HTTP 连接生命周期管理#

Upstream/Downstream 连接解藕#

HTTP/1.1 规范有这个设计: HTTP Proxy 是 L7 层的代理,应该和 L3/L4 层的连接生命周期分开。

所以,像从 Downstream 来的 Connection: CloseConnection: Keepalive 这种 Header, Envoy 不会 Forward 到 Upstream 。 Downstream 连接的生命周期,当然会遵从 Connection: xyz 的指示控制。但 Upstream 的连接生命周期不会被 Downstream 的连接生命周期影响。 即,这是两个独立的连接生命周期管理。

Github Issue: HTTP filter before and after evaluation of Connection: Close header sent by upstream#15788 说明了这个问题: This doesn’t make sense in the context of Envoy, where downstream and upstream are decoupled and can use different protocols. I’m still not completely understanding the actual problem you are trying to solve?

连接超时相关配置参数#

图:Envoy 连接 timeout 时序线

图:Envoy 连接 timeout 时序线#

用 Draw.io 打开

idle_timeout#

(Duration) The idle timeout for connections. The idle timeout is defined as the period in which there are no active requests. When the idle timeout is reached the connection will be closed. If the connection is an HTTP/2 downstream connection a drain sequence will occur prior to closing the connection, see drain_timeout. Note that request based timeouts mean that HTTP/2 PINGs will not keep the connection alive. If not specified, this defaults to 1 hour. To disable idle timeouts explicitly set this to 0.

- _数据行_:
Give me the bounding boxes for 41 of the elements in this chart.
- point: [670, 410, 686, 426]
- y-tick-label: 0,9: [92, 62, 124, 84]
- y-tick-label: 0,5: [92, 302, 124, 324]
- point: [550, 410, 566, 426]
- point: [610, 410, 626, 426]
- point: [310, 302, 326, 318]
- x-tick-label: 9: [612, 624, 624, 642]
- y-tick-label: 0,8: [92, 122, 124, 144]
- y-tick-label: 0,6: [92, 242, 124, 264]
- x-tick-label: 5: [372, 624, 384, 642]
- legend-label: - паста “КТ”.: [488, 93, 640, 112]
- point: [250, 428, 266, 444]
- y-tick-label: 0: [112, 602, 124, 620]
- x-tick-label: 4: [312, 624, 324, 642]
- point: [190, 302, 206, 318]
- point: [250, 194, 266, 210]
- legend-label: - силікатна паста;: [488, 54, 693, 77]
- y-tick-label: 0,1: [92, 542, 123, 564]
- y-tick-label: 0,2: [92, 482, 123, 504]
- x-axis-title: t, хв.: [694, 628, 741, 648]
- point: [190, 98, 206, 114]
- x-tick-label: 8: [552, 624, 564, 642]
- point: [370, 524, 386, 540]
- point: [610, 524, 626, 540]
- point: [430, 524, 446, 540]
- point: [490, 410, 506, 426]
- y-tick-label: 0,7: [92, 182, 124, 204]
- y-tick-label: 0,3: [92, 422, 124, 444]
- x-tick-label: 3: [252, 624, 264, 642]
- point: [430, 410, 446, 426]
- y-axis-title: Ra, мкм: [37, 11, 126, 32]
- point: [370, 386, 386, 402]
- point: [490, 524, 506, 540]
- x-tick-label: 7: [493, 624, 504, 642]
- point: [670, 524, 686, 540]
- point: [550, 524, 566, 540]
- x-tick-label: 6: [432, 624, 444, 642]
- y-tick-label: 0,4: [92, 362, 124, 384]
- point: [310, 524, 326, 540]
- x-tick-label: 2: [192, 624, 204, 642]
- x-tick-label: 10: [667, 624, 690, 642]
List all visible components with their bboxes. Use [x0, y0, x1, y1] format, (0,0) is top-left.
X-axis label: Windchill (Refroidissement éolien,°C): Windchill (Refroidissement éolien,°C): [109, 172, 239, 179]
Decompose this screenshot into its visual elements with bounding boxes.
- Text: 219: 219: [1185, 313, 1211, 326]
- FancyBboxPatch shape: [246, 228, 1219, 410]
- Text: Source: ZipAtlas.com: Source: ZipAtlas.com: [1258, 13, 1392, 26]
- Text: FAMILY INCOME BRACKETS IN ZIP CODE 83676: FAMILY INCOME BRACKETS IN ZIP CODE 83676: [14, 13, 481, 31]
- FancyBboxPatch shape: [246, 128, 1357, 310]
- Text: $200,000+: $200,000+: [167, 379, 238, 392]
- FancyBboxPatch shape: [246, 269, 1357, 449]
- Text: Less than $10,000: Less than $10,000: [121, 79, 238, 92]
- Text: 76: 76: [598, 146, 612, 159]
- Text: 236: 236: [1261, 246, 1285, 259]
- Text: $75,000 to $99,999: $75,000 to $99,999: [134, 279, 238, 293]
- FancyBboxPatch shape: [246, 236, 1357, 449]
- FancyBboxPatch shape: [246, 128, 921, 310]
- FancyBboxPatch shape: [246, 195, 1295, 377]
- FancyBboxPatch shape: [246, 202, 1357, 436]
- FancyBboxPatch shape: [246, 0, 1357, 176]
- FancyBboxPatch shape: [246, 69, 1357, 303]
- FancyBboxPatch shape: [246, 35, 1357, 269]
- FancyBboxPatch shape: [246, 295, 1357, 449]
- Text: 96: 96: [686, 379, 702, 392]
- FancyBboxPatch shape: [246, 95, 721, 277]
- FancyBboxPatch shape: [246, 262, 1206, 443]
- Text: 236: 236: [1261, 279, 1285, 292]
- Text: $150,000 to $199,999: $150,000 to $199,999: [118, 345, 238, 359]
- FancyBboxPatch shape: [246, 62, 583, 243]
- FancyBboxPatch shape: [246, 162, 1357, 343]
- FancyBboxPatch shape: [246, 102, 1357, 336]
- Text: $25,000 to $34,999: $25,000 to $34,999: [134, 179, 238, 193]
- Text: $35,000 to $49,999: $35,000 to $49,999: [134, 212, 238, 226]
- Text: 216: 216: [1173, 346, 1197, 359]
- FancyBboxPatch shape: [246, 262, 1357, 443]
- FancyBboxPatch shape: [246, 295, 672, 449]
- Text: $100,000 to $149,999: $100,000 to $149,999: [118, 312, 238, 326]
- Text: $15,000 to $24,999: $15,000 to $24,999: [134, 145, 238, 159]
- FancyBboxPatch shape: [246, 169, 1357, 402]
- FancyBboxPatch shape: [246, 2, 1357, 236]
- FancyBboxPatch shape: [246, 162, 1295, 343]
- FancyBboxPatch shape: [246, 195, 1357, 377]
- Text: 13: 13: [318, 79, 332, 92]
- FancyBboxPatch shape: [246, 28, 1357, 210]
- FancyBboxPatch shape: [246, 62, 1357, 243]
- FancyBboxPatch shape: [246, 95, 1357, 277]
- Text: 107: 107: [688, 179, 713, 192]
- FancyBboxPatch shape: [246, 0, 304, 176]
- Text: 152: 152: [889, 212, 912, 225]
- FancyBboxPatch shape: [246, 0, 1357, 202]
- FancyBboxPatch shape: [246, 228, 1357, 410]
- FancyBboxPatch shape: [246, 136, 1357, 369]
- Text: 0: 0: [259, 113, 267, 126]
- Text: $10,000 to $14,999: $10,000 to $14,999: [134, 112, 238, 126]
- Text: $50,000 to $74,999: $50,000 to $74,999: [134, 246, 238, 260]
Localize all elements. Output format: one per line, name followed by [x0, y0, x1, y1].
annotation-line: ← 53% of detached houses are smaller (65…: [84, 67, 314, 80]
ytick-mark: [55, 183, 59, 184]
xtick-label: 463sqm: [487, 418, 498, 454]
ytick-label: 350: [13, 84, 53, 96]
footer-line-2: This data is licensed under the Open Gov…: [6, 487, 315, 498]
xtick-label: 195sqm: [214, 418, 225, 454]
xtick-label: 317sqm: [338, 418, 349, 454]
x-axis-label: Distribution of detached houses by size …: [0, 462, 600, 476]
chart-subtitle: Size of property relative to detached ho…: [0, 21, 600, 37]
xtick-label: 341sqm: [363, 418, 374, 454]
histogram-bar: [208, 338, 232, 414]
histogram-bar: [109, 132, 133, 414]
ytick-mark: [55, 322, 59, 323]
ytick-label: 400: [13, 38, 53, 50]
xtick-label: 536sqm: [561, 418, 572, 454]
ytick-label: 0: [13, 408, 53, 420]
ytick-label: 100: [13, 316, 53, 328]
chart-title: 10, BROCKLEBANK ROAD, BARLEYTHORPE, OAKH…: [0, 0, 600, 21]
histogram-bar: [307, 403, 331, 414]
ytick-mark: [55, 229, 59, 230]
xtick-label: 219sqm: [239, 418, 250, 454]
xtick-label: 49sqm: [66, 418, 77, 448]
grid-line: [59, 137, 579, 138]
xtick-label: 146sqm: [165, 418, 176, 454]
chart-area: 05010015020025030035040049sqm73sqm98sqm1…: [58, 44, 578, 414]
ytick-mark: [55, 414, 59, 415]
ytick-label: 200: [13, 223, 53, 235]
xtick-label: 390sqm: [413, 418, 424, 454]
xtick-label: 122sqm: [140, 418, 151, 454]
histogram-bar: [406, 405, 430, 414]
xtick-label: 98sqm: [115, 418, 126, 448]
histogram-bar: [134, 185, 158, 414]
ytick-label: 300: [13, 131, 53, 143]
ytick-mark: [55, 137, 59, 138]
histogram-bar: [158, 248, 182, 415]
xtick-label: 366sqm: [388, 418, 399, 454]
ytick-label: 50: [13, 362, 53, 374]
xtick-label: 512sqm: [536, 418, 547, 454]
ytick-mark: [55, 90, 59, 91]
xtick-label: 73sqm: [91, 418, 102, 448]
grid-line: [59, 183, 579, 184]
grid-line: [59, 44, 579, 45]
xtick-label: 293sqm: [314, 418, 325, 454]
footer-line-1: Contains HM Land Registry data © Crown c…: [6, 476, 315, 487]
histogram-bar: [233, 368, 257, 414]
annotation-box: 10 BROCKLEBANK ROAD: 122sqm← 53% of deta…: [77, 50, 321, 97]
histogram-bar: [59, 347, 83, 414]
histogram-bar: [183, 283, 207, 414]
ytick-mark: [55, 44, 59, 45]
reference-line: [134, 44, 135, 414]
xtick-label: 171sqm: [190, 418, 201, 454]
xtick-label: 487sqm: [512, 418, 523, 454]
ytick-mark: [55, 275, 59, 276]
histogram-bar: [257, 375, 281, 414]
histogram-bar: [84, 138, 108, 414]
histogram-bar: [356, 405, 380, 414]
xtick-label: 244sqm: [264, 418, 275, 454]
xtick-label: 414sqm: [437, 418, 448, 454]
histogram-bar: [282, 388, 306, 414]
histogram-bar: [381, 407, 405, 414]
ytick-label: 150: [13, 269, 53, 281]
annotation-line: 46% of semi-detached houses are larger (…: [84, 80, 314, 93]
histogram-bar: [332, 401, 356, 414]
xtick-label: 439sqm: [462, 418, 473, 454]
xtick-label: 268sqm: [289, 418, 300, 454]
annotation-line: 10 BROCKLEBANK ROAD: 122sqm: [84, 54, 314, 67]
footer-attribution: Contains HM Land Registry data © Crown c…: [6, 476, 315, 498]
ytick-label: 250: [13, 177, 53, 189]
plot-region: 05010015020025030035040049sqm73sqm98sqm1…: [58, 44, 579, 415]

- _任务要求_:
根据阅读材料回答:
1. Envoy 会把 Downstream 发来的 Connection: Close 这类 Header 转发到 Upstream 吗?
2. 未指定 idle_timeout 时,默认值是多少?
3. 要显式禁用 idle timeout,应把它设为多少?

- _参考答案_:
1. 不会。
2. 1 小时。
3. 0。